- Stated goal -
Keep only those lines of the records that include the string "միջոցով".

- The records -
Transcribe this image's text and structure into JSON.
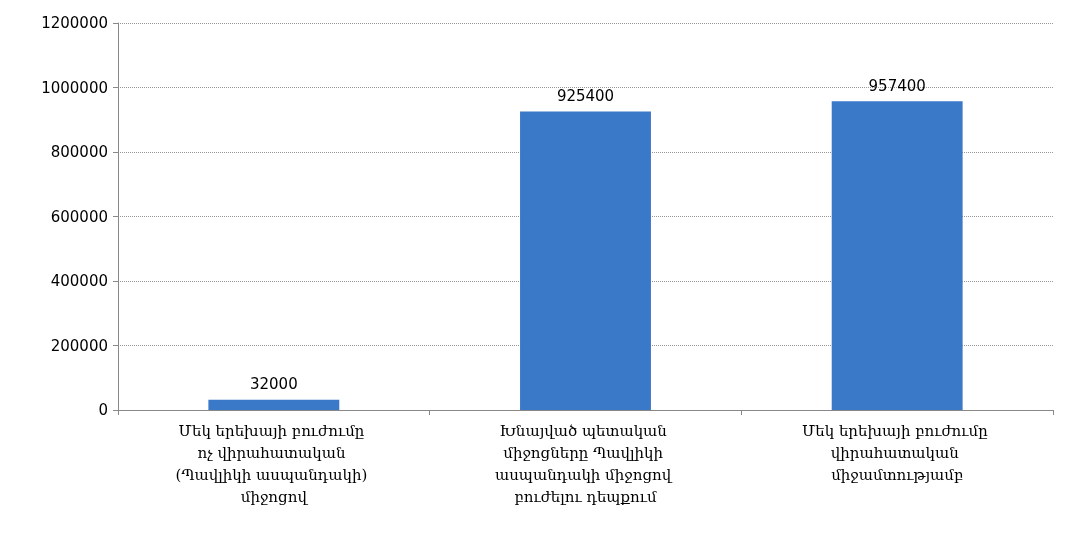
{
  "chart_data": {
    "type": "bar",
    "categories": [
      "Մեկ երեխայի բուժումը ոչ վիրահատական (Պավլիկի ասպանդակի) միջոցով",
      "Խնայված պետական միջոցները Պավլիկի ասպանդակի միջոցով բուժելու դեպքում",
      "Մեկ երեխայի բուժումը վիրահատական միջամտությամբ"
    ],
    "values": [
      32000,
      925400,
      957400
    ],
    "color": "#3a78c8",
    "ylim": [
      0,
      1200000
    ],
    "yticks": [
      0,
      200000,
      400000,
      600000,
      800000,
      1000000,
      1200000
    ],
    "grid": "y",
    "data_labels": true
  }
}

- Exercise solution -
      "Մեկ երեխայի բուժումը ոչ վիրահատական (Պավլիկի ասպանդակի) միջոցով",
      "Խնայված պետական միջոցները Պավլիկի ասպանդակի միջոցով բուժելու դեպքում",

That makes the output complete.